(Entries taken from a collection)
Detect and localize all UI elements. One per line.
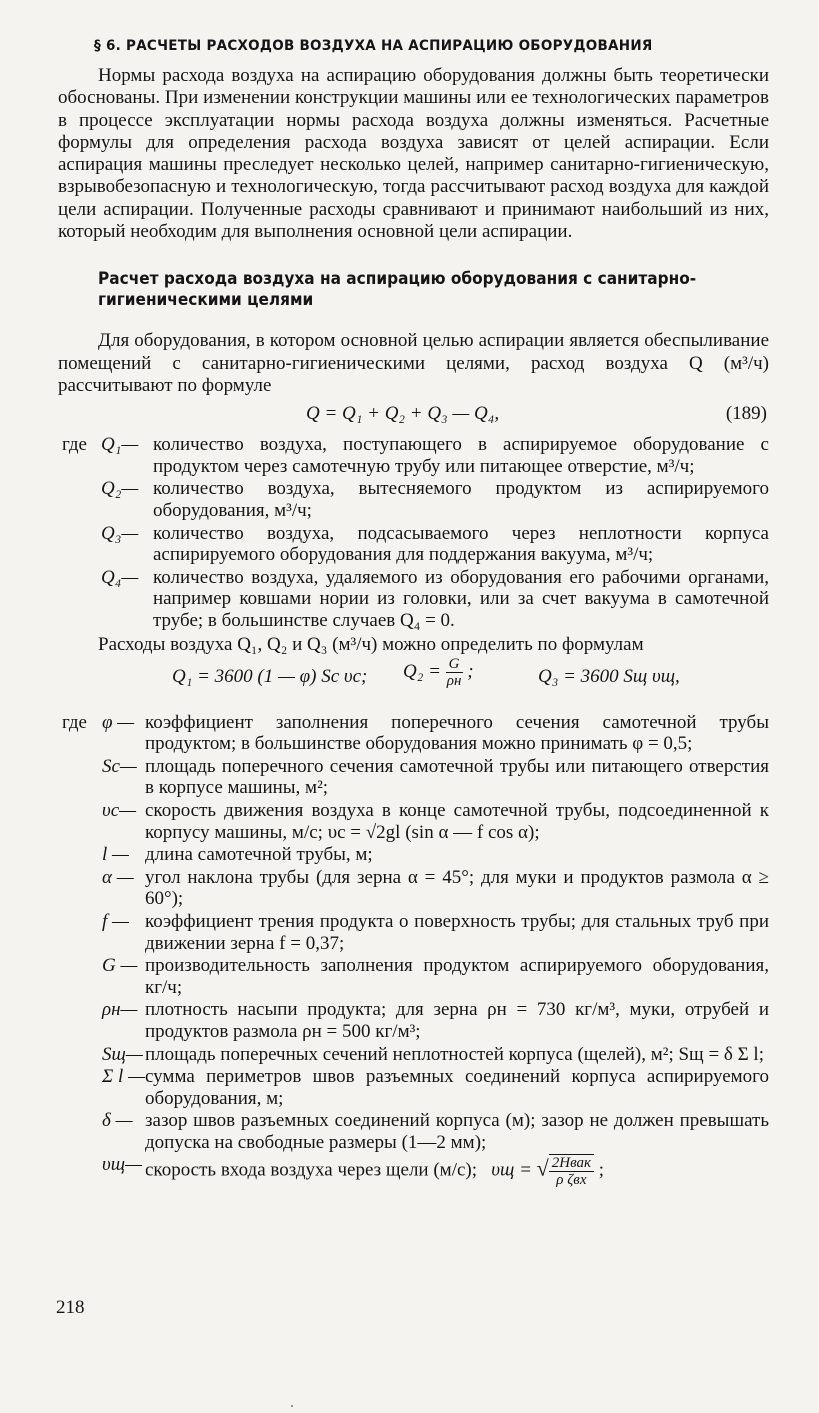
definition-row: [58, 567, 769, 632]
definition-symbol: ρн—: [102, 999, 138, 1021]
speck: [291, 1405, 293, 1407]
definition-symbol: δ —: [102, 1110, 133, 1132]
intro-paragraph: Нормы расхода воздуха на аспирацию оборудования должны быть теоретически обоснованы. При изменении конструкции машины или ее технологических параметров в процессе эксплуатации нормы расхода воздуха должны изменяться. Расчетные формулы для определения расхода воздуха зависят от целей аспирации. Если аспирация машины преследует несколько целей, например санитарно-гигиеническую, взрывобезопасную и технологическую, тогда рассчитывают расход воздуха для каждой цели аспирации. Полученные расходы сравнивают и принимают наибольший из них, который необходим для выполнения основной цели аспирации.: [58, 65, 769, 243]
formula-189-expression: Q = Q₁ + Q₂ + Q₃ — Q₄,: [306, 403, 500, 425]
formula-q2: [403, 656, 474, 689]
definition-text: площадь поперечных сечений неплотностей корпуса (щелей), м²; Sщ = δ Σ l;: [145, 1043, 764, 1065]
where-word: где: [62, 434, 87, 456]
definition-symbol: α —: [102, 866, 134, 888]
formula-q1: Q₁ = 3600 (1 — φ) Sс υс;: [172, 665, 368, 687]
definition-row: [58, 867, 769, 910]
definition-symbol: φ —: [102, 711, 135, 733]
definition-row: [58, 1110, 769, 1153]
where-word: где: [62, 711, 87, 733]
definition-row: [58, 434, 769, 477]
sqrt-numerator: 2Hвак: [549, 1155, 594, 1172]
definition-symbol: G —: [102, 955, 138, 977]
definition-text: длина самотечной трубы, м;: [145, 844, 373, 866]
definition-symbol: υс—: [102, 799, 137, 821]
sqrt-sign: √: [536, 1155, 549, 1181]
definition-row: [58, 911, 769, 954]
formula-q2-denominator: ρн: [446, 672, 462, 689]
formula-q2-end: ;: [467, 660, 474, 682]
last-def-text: скорость входа воздуха через щели (м/с);: [145, 1159, 478, 1181]
definition-symbol: f —: [102, 910, 129, 932]
definition-symbol: Q₄—: [101, 566, 139, 588]
definition-text: скорость движения воздуха в конце самотечной трубы, подсоединенной к корпусу машины, м/с; υс = √2gl (sin α — f cos α);: [145, 799, 769, 843]
definition-text: количество воздуха, поступающего в аспирируемое оборудование с продуктом через самотечную трубу или питающее отверстие, м³/ч;: [153, 434, 769, 477]
definition-row: [58, 478, 769, 521]
definition-row: [58, 1066, 769, 1109]
formula-q2-left: Q₂ =: [403, 660, 441, 682]
definition-row: [58, 1044, 769, 1066]
definition-text: производительность заполнения продуктом аспирируемого оборудования, кг/ч;: [145, 955, 769, 998]
definition-symbol: Sщ—: [102, 1043, 143, 1065]
definition-row: [58, 756, 769, 799]
definition-row: [58, 955, 769, 998]
definition-text: коэффициент трения продукта о поверхность трубы; для стальных труб при движении зерна f = 0,37;: [145, 910, 769, 954]
definition-text: количество воздуха, вытесняемого продуктом из аспирируемого оборудования, м³/ч;: [153, 478, 769, 522]
section-heading: § 6. РАСЧЕТЫ РАСХОДОВ ВОЗДУХА НА АСПИРАЦИЮ ОБОРУДОВАНИЯ: [94, 38, 653, 54]
q-definitions: [58, 434, 769, 631]
definition-row-last: [58, 1154, 769, 1188]
sqrt-fraction: [549, 1154, 594, 1188]
definition-text: зазор швов разъемных соединений корпуса (м); зазор не должен превышать допуска на свободные размеры (1—2 мм);: [145, 1110, 769, 1153]
definition-row: [58, 523, 769, 566]
formula-q2-fraction: [446, 656, 463, 689]
definition-symbol: Q₂—: [101, 478, 139, 500]
last-def-formula-end: ;: [598, 1159, 605, 1181]
definition-symbol: Σ l —: [102, 1066, 145, 1088]
formula-189-number: (189): [725, 403, 767, 425]
definition-text: количество воздуха, подсасываемого через неплотности корпуса аспирируемого оборудования для поддержания вакуума, м³/ч;: [153, 522, 769, 566]
definition-symbol: Q₃—: [101, 522, 139, 544]
definition-symbol: Sс—: [102, 755, 137, 777]
formula-q3: Q₃ = 3600 Sщ υщ,: [538, 665, 680, 687]
sqrt-denominator: ρ ζвх: [556, 1172, 587, 1189]
definition-text: [145, 1154, 769, 1188]
definition-text: количество воздуха, удаляемого из оборудования его рабочими органами, например ковшами нории из головки, или за счет вакуума в самотечной трубе; в большинстве случаев Q₄ = 0.: [153, 566, 769, 632]
definition-text: угол наклона трубы (для зерна α = 45°; для муки и продуктов размола α ≥ 60°);: [145, 866, 769, 910]
last-def-formula-left: υщ =: [491, 1159, 532, 1181]
definition-row: [58, 800, 769, 843]
subheading: Расчет расхода воздуха на аспирацию оборудования с санитарно-гигиеническими целями: [98, 269, 697, 310]
definition-row: [58, 999, 769, 1042]
definition-text: площадь поперечного сечения самотечной трубы или питающего отверстия в корпусе машины, м²;: [145, 755, 769, 799]
definition-text: сумма периметров швов разъемных соединений корпуса аспирируемого оборудования, м;: [145, 1066, 769, 1109]
page-number: 218: [56, 1297, 85, 1318]
definition-symbol: υщ—: [102, 1154, 142, 1176]
paragraph-2: Для оборудования, в котором основной целью аспирации является обеспыливание помещений с санитарно-гигиеническими целями, расход воздуха Q (м³/ч) рассчитывают по формуле: [58, 330, 769, 396]
parameter-definitions: [58, 712, 769, 1189]
definition-row: [58, 844, 769, 866]
formula-q2-numerator: G: [446, 656, 463, 673]
definition-symbol: l —: [102, 844, 129, 866]
formulas-q1-q2-q3: [58, 656, 769, 712]
definition-row: [58, 712, 769, 755]
definition-text: плотность насыпи продукта; для зерна ρн = 730 кг/м³, муки, отрубей и продуктов размола ρн = 500 кг/м³;: [145, 999, 769, 1042]
formula-189: [58, 401, 769, 428]
lead-formulas-text: Расходы воздуха Q₁, Q₂ и Q₃ (м³/ч) можно определить по формулам: [98, 633, 644, 655]
definition-text: коэффициент заполнения поперечного сечения самотечной трубы продуктом; в большинстве оборудования можно принимать φ = 0,5;: [145, 711, 769, 755]
definition-symbol: Q₁—: [101, 434, 139, 456]
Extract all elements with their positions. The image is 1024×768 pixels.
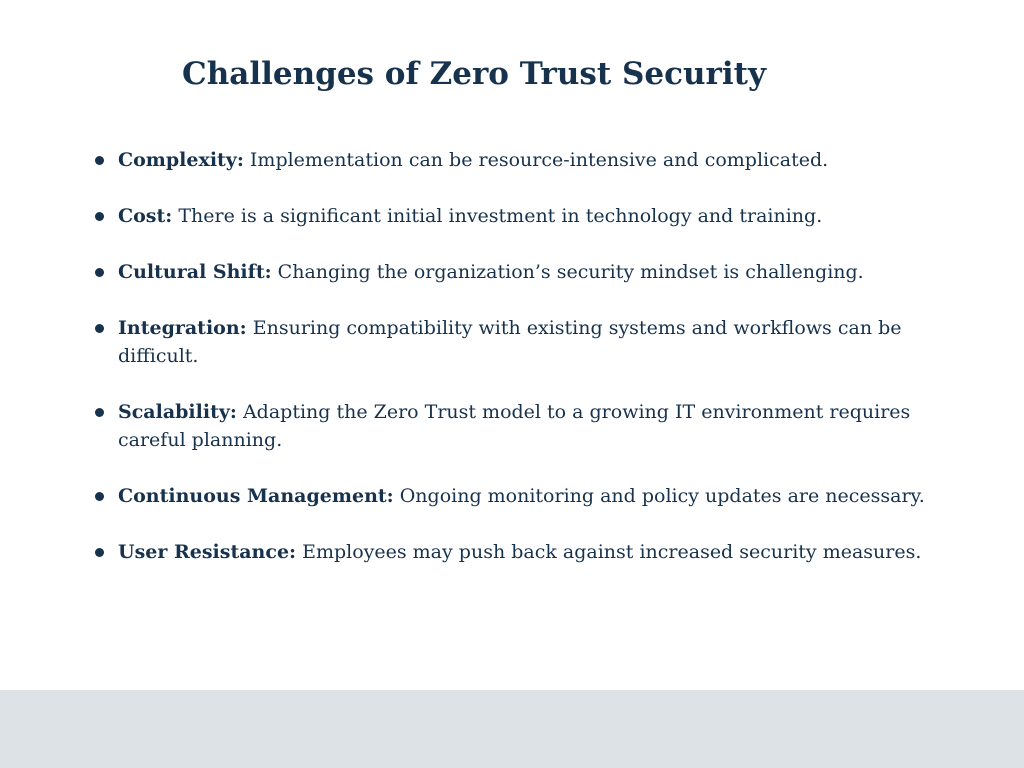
- item-text: Employees may push back against increased security measures.: [302, 541, 922, 563]
- slide-title: Challenges of Zero Trust Security: [182, 56, 766, 92]
- challenges-list: [90, 146, 940, 594]
- bullet-icon: [95, 156, 104, 165]
- item-text: Ensuring compatibility with existing systems and workflows can be difficult.: [118, 317, 902, 367]
- list-item-integration: [90, 314, 940, 370]
- footer-band: [0, 690, 1024, 768]
- item-text: Ongoing monitoring and policy updates are necessary.: [399, 485, 925, 507]
- list-item-user-resistance: [90, 538, 940, 566]
- list-item-continuous-management: [90, 482, 940, 510]
- list-item-cultural-shift: [90, 258, 940, 286]
- item-text: There is a significant initial investment in technology and training.: [178, 205, 823, 227]
- item-label: Integration:: [118, 317, 247, 339]
- item-label: Scalability:: [118, 401, 237, 423]
- item-label: User Resistance:: [118, 541, 297, 563]
- list-item-complexity: [90, 146, 940, 174]
- bullet-icon: [95, 408, 104, 417]
- item-label: Cultural Shift:: [118, 261, 272, 283]
- list-item-cost: [90, 202, 940, 230]
- item-text: Changing the organization’s security mindset is challenging.: [277, 261, 864, 283]
- bullet-icon: [95, 212, 104, 221]
- item-label: Continuous Management:: [118, 485, 394, 507]
- item-label: Complexity:: [118, 149, 244, 171]
- item-text: Implementation can be resource-intensive and complicated.: [249, 149, 829, 171]
- bullet-icon: [95, 492, 104, 501]
- list-item-scalability: [90, 398, 940, 454]
- bullet-icon: [95, 324, 104, 333]
- item-text: Adapting the Zero Trust model to a growing IT environment requires careful planning.: [118, 401, 911, 451]
- bullet-icon: [95, 268, 104, 277]
- bullet-icon: [95, 548, 104, 557]
- item-label: Cost:: [118, 205, 173, 227]
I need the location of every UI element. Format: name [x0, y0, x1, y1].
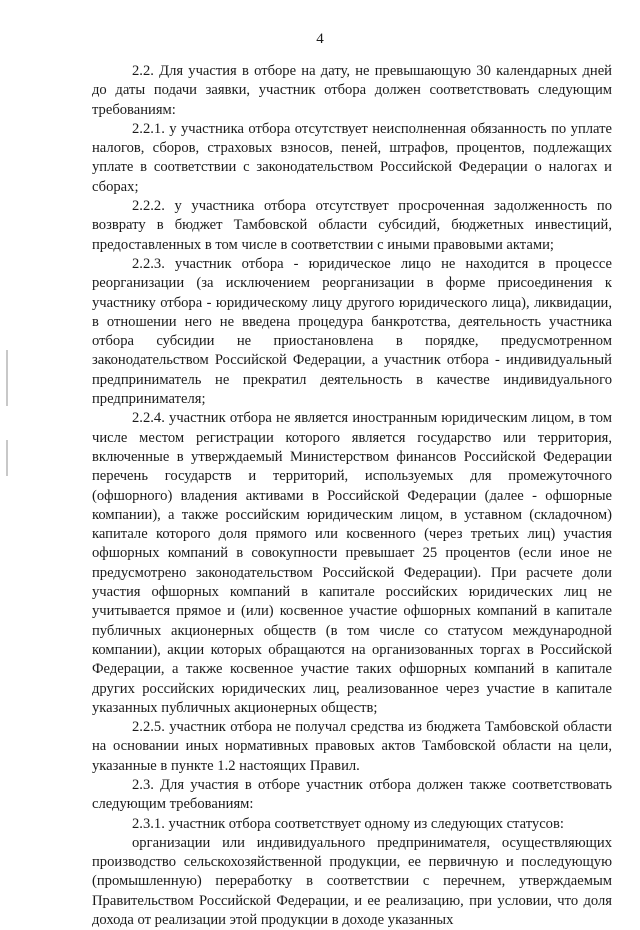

STATED EXERCISE - Please switch each "bullet-icon" to "bullet-marker" in the material from the line containing "- item-text: Employees" through the end of the material, and return those lines with nothing else changed. Leave the pictures out of your answer.

ANSWER -
- item-text: Employees may push back against increased security measures.: [302, 541, 922, 563]
- slide-title: Challenges of Zero Trust Security: [182, 56, 766, 92]
- challenges-list: [90, 146, 940, 594]
- bullet-marker: [95, 156, 104, 165]
- item-text: Ensuring compatibility with existing systems and workflows can be difficult.: [118, 317, 902, 367]
- list-item-integration: [90, 314, 940, 370]
- footer-band: [0, 690, 1024, 768]
- item-text: Ongoing monitoring and policy updates are necessary.: [399, 485, 925, 507]
- list-item-user-resistance: [90, 538, 940, 566]
- list-item-continuous-management: [90, 482, 940, 510]
- list-item-cultural-shift: [90, 258, 940, 286]
- item-text: There is a significant initial investment in technology and training.: [178, 205, 823, 227]
- item-label: Integration:: [118, 317, 247, 339]
- item-label: Scalability:: [118, 401, 237, 423]
- item-label: User Resistance:: [118, 541, 297, 563]
- list-item-complexity: [90, 146, 940, 174]
- bullet-marker: [95, 408, 104, 417]
- item-label: Cultural Shift:: [118, 261, 272, 283]
- list-item-cost: [90, 202, 940, 230]
- item-text: Changing the organization’s security mindset is challenging.: [277, 261, 864, 283]
- bullet-marker: [95, 212, 104, 221]
- item-label: Continuous Management:: [118, 485, 394, 507]
- item-label: Complexity:: [118, 149, 244, 171]
- item-text: Implementation can be resource-intensive and complicated.: [249, 149, 829, 171]
- bullet-marker: [95, 492, 104, 501]
- list-item-scalability: [90, 398, 940, 454]
- bullet-marker: [95, 324, 104, 333]
- item-text: Adapting the Zero Trust model to a growing IT environment requires careful planning.: [118, 401, 911, 451]
- bullet-marker: [95, 268, 104, 277]
- bullet-marker: [95, 548, 104, 557]
- item-label: Cost:: [118, 205, 173, 227]
I need the location of every UI element. Format: name [x0, y0, x1, y1].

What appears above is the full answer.